◆ Written problem ◆
Quote every line below exactly and skip any picture.

◆ Items ◆
-*-

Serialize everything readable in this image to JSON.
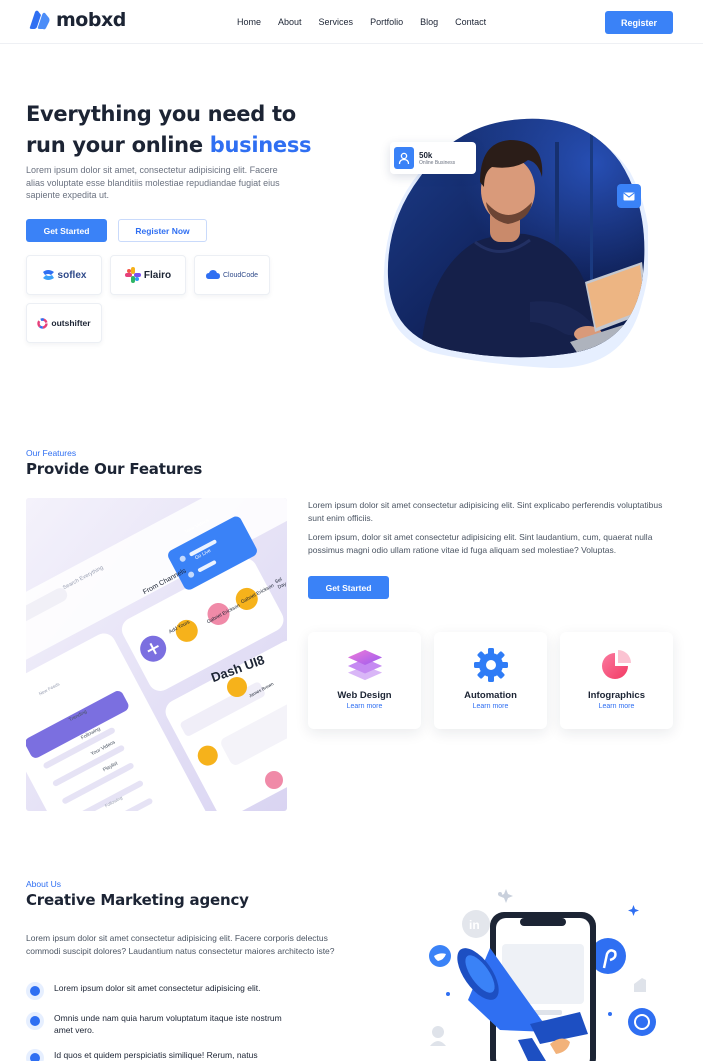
{
  "brand": {
    "name": "mobxd"
  },
  "nav": {
    "items": [
      "Home",
      "About",
      "Services",
      "Portfolio",
      "Blog",
      "Contact"
    ],
    "register_label": "Register"
  },
  "hero": {
    "title_line1": "Everything you need to",
    "title_line2_prefix": "run your online ",
    "title_accent": "business",
    "description": "Lorem ipsum dolor sit amet, consectetur adipisicing elit. Facere alias voluptate esse blanditiis molestiae repudiandae fugiat eius sapiente expedita ut.",
    "primary_cta": "Get Started",
    "secondary_cta": "Register Now",
    "partners": [
      {
        "name": "soflex",
        "icon": "soflex-logo"
      },
      {
        "name": "Flairo",
        "icon": "flairo-logo"
      },
      {
        "name": "CloudCode",
        "icon": "cloudcode-logo"
      },
      {
        "name": "outshifter",
        "icon": "outshifter-logo"
      }
    ],
    "stat": {
      "value": "50k",
      "label": "Online Business",
      "icon": "user-icon"
    },
    "badge_icon": "mail-icon"
  },
  "features": {
    "eyebrow": "Our Features",
    "title": "Provide Our Features",
    "para1": "Lorem ipsum dolor sit amet consectetur adipisicing elit. Sint explicabo perferendis voluptatibus sunt enim officiis.",
    "para2": "Lorem ipsum, dolor sit amet consectetur adipisicing elit. Sint laudantium, cum, quaerat nulla possimus magni odio ullam ratione vitae id fuga aliquam sed molestiae? Voluptas.",
    "cta": "Get Started",
    "cards": [
      {
        "title": "Web Design",
        "link": "Learn more",
        "icon": "layers-icon"
      },
      {
        "title": "Automation",
        "link": "Learn more",
        "icon": "gear-icon"
      },
      {
        "title": "Infographics",
        "link": "Learn more",
        "icon": "pie-chart-icon"
      }
    ],
    "mockup": {
      "dash_title": "Dash UI8",
      "search_placeholder": "Search Everything",
      "from_channels": "From Channels",
      "add_yours": "Add Yours",
      "people": [
        "Gabriel Erickson",
        "Gabriel Erickson",
        "Sel Day"
      ],
      "menu": [
        "New Feeds",
        "New Feed",
        "Trending",
        "Following",
        "Your Videos",
        "Playlist",
        "Following"
      ],
      "popup": [
        "New Videos",
        "Go Live"
      ],
      "commenter": "James Brown"
    },
    "colors": {
      "accent": "#3a82f7",
      "purple": "#8a7ee0"
    }
  },
  "about": {
    "eyebrow": "About Us",
    "title": "Creative Marketing agency",
    "description": "Lorem ipsum dolor sit amet consectetur adipisicing elit. Facere corporis delectus commodi suscipit dolores? Laudantium natus consectetur maiores architecto iste?",
    "items": [
      "Lorem ipsum dolor sit amet consectetur adipisicing elit.",
      "Omnis unde nam quia harum voluptatum itaque iste nostrum amet vero.",
      "Id quos et quidem perspiciatis similique! Rerum, natus"
    ]
  }
}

-*-

◆ Written answer ◆
Serialize everything readable in this image to JSON.
{
  "brand": {
    "name": "mobxd"
  },
  "nav": {
    "items": [
      "Home",
      "About",
      "Services",
      "Portfolio",
      "Blog",
      "Contact"
    ],
    "register_label": "Register"
  },
  "hero": {
    "title_line1": "Everything you need to",
    "title_line2_prefix": "run your online ",
    "title_accent": "business",
    "description": "Lorem ipsum dolor sit amet, consectetur adipisicing elit. Facere alias voluptate esse blanditiis molestiae repudiandae fugiat eius sapiente expedita ut.",
    "primary_cta": "Get Started",
    "secondary_cta": "Register Now",
    "partners": [
      {
        "name": "soflex",
        "icon": "soflex-logo"
      },
      {
        "name": "Flairo",
        "icon": "flairo-logo"
      },
      {
        "name": "CloudCode",
        "icon": "cloudcode-logo"
      },
      {
        "name": "outshifter",
        "icon": "outshifter-logo"
      }
    ],
    "stat": {
      "value": "50k",
      "label": "Online Business",
      "icon": "user-icon"
    },
    "badge_icon": "mail-icon"
  },
  "features": {
    "eyebrow": "Our Features",
    "title": "Provide Our Features",
    "para1": "Lorem ipsum dolor sit amet consectetur adipisicing elit. Sint explicabo perferendis voluptatibus sunt enim officiis.",
    "para2": "Lorem ipsum, dolor sit amet consectetur adipisicing elit. Sint laudantium, cum, quaerat nulla possimus magni odio ullam ratione vitae id fuga aliquam sed molestiae? Voluptas.",
    "cta": "Get Started",
    "cards": [
      {
        "title": "Web Design",
        "link": "Learn more",
        "icon": "layers-icon"
      },
      {
        "title": "Automation",
        "link": "Learn more",
        "icon": "gear-icon"
      },
      {
        "title": "Infographics",
        "link": "Learn more",
        "icon": "pie-chart-icon"
      }
    ],
    "mockup": {
      "dash_title": "Dash UI8",
      "search_placeholder": "Search Everything",
      "from_channels": "From Channels",
      "add_yours": "Add Yours",
      "people": [
        "Gabriel Erickson",
        "Gabriel Erickson",
        "Sel Day"
      ],
      "menu": [
        "New Feeds",
        "New Feed",
        "Trending",
        "Following",
        "Your Videos",
        "Playlist",
        "Following"
      ],
      "popup": [
        "New Videos",
        "Go Live"
      ],
      "commenter": "James Brown"
    },
    "colors": {
      "accent": "#3a82f7",
      "purple": "#8a7ee0"
    }
  },
  "about": {
    "eyebrow": "About Us",
    "title": "Creative Marketing agency",
    "description": "Lorem ipsum dolor sit amet consectetur adipisicing elit. Facere corporis delectus commodi suscipit dolores? Laudantium natus consectetur maiores architecto iste?",
    "items": [
      "Lorem ipsum dolor sit amet consectetur adipisicing elit.",
      "Omnis unde nam quia harum voluptatum itaque iste nostrum amet vero.",
      "Id quos et quidem perspiciatis similique! Rerum, natus"
    ]
  }
}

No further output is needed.